WORK TO COMPLETE >> Using the data below, gather each line that includes the word "windows".
++++++
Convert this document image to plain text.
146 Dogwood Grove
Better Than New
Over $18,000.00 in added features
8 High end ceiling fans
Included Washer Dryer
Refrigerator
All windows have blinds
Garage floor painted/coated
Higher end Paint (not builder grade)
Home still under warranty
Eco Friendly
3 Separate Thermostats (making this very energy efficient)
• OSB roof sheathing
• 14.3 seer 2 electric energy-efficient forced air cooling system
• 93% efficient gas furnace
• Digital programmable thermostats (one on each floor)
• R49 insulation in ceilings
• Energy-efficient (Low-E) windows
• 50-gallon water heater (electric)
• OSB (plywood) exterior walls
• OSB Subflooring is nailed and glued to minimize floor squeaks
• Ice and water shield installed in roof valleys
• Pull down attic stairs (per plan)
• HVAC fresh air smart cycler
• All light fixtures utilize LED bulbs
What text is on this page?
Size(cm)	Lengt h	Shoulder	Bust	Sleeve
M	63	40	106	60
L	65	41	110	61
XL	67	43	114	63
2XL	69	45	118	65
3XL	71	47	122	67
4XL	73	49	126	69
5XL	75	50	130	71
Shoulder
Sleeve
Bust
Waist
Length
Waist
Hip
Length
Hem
++++++
ANSWER FOR THE TASK >>
All windows have blinds
• Energy-efficient (Low-E) windows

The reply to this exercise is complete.